__TESTO FORNITO__:
····················
Tutto ciò però, sia chiaro, non a fronte di un aumento esponenziale del numero di lupi presenti nelle nostre campagne:
le peculiarità ecoetologiche di questa specie fortemente territoriale,
le sue basse densità di popolazione e le limitate risorse trofiche
dell’area rendono infatti impossibile questo scenario. Nella migliore
delle ipotesi, all’interno del territorio considerato potrebbe insediarsi un piccolo gruppo sociale di pochi individui
cooperanti e integrati (nucleo familiare). Per intenderci, un branco di
4-5 lupi al massimo, costituito da una coppia alfa, dominante e
riproduttiva, e da pochi subadulti imparentati di rango inferiore.
Le cose invece, tra le nostre colline, sono andate, in genere, in maniera diversa. Molti
hanno considerato il ritorno del lupo non già come la ricomparsa di un
prezioso e salutare fattore di regolazione ecologica, bensì come
l’avvento di un’autentica calamità, come l’affacciarsi di una
minaccia pericolosa e intollerabile. La sua materializzazione sui
sentieri che solcano le nostre verdi campagne è stata non di rado
interpretata come la sulfurea espressione di una criptozoologia orrifica
e infernale, da debellare e annientare con ogni mezzo e senza
esitazione.
Beninteso, una precisa categoria di persone che ha
legittime e comprensibili ragioni di preoccupazione, esenti da ogni
isteria irrazionale ed emotiva, esiste. Si tratta degli allevatori e dei pastori,
i cui animali corrono il rischio (come avvenuto anche di recente
nell’Alto Astigiano) di essere predati dal lupo. Tuttavia, sotto questo
profilo, ci si può difendere in modo efficace. Un’ampia
e approfondita letteratura indica una serie di precauzioni, procedure,
accorgimenti e contromisure (recinzioni mobili elettrificate, cani da
guardiania, misure di custodia, ricoveri notturni, ecc.) che possono
prevenire gli attacchi e proteggere in maniera adeguata greggi, armenti e
animali domestici in genere. Inoltre è doveroso che gli allevatori
colpiti possano beneficiare con tempestività dei risarcimenti e degli
indennizzi previsti per legge. È infatti giusto che la collettività,
a fronte di un accrescimento della biodiversità e della complessità
ecologica di un intero ambito bioregionale, si faccia carico nel suo
insieme delle perdite e dei danni subiti dagli operatori del settore
zootecnico e agropastorale.
····················
__ELENCO DEI DATI__:
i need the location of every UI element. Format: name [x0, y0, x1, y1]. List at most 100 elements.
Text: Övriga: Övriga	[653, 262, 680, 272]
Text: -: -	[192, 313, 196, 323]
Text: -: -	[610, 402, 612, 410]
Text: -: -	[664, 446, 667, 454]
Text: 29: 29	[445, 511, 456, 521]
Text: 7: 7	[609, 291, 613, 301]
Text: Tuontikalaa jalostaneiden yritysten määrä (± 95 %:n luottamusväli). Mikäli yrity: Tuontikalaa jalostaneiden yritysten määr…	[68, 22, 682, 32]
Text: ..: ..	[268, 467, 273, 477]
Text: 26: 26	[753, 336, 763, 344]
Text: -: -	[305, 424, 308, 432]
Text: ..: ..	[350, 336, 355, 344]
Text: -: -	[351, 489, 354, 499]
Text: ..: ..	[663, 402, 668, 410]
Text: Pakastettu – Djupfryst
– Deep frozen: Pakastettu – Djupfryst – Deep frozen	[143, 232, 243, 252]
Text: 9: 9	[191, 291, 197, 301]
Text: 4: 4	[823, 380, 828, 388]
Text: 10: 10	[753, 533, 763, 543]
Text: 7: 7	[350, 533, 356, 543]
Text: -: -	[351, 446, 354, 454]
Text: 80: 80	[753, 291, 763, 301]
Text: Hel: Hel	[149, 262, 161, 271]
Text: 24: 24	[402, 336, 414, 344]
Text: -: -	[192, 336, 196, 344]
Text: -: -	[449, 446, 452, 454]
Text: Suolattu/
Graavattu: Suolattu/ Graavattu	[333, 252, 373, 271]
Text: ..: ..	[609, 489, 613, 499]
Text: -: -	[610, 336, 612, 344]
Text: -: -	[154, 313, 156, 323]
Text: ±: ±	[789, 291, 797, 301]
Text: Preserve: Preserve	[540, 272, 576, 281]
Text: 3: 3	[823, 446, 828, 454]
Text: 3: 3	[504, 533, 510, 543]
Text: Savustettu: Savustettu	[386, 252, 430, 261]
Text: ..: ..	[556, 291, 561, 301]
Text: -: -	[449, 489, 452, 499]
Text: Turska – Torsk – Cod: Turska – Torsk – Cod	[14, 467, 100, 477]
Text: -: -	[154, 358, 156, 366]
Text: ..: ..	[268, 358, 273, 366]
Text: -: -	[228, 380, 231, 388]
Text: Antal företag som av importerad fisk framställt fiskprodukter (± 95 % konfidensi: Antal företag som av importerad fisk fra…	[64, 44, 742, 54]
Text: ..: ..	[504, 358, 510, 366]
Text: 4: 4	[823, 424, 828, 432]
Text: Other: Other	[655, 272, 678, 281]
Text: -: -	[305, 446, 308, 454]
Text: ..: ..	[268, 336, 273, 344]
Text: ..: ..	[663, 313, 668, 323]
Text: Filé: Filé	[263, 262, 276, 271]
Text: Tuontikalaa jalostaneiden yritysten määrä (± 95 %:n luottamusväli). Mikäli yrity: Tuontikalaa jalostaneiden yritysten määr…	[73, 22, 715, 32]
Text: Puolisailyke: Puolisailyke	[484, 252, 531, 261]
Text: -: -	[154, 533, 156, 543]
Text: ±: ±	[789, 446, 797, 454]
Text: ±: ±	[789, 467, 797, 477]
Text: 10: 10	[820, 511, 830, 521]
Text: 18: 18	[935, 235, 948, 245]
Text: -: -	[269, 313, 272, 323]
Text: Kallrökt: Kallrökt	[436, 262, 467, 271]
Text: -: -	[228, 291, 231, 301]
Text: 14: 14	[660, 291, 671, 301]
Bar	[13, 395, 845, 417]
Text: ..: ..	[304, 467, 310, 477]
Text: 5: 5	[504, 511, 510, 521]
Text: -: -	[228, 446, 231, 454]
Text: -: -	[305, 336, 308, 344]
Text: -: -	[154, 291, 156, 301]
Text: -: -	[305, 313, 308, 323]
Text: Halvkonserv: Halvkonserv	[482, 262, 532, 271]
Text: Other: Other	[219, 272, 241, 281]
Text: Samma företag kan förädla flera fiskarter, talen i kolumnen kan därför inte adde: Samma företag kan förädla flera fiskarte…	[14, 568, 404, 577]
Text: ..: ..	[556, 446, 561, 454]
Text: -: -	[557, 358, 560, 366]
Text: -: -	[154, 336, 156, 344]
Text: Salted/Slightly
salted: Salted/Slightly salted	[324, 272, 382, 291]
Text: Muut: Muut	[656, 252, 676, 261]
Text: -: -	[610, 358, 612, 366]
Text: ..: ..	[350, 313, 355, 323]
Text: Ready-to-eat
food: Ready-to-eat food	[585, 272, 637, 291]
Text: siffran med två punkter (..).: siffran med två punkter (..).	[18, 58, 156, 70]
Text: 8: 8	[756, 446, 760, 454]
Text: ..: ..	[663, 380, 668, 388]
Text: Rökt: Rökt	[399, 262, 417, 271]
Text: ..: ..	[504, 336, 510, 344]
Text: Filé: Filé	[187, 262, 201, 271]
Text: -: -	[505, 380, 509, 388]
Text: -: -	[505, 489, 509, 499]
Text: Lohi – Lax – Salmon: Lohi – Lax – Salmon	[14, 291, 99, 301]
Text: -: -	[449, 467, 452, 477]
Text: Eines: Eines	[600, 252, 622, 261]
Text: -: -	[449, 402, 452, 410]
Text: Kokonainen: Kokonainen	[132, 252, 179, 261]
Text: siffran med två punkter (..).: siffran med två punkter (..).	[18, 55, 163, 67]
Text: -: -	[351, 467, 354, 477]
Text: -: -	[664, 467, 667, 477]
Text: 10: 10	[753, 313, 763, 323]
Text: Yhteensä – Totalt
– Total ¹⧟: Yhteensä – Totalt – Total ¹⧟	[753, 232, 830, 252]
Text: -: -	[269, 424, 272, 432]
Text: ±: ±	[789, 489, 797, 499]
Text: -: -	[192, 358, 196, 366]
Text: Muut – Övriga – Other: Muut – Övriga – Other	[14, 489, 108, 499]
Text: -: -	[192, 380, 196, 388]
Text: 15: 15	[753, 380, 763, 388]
····················
__COMPITO ASSEGNATO 1__: Duplica senza alcuna modifica il passo del testo sul ritorno del lupo che comincia con "Le cose invece, tra" e prosegue fino a "esitazione.".
__COMPITO ASSEGNATO 2__: Estrai dall'elenco tutte le righe in cui compare la stringa "Övriga".

__RISPOSTA SCRITTA 1__:
Le cose invece, tra le nostre colline, sono andate, in genere, in maniera diversa. Molti
hanno considerato il ritorno del lupo non già come la ricomparsa di un
prezioso e salutare fattore di regolazione ecologica, bensì come
l’avvento di un’autentica calamità, come l’affacciarsi di una
minaccia pericolosa e intollerabile. La sua materializzazione sui
sentieri che solcano le nostre verdi campagne è stata non di rado
interpretata come la sulfurea espressione di una criptozoologia orrifica
e infernale, da debellare e annientare con ogni mezzo e senza
esitazione.

__RISPOSTA SCRITTA 2__:
Text: Övriga: Övriga	[653, 262, 680, 272]
Text: Muut – Övriga – Other: Muut – Övriga – Other	[14, 489, 108, 499]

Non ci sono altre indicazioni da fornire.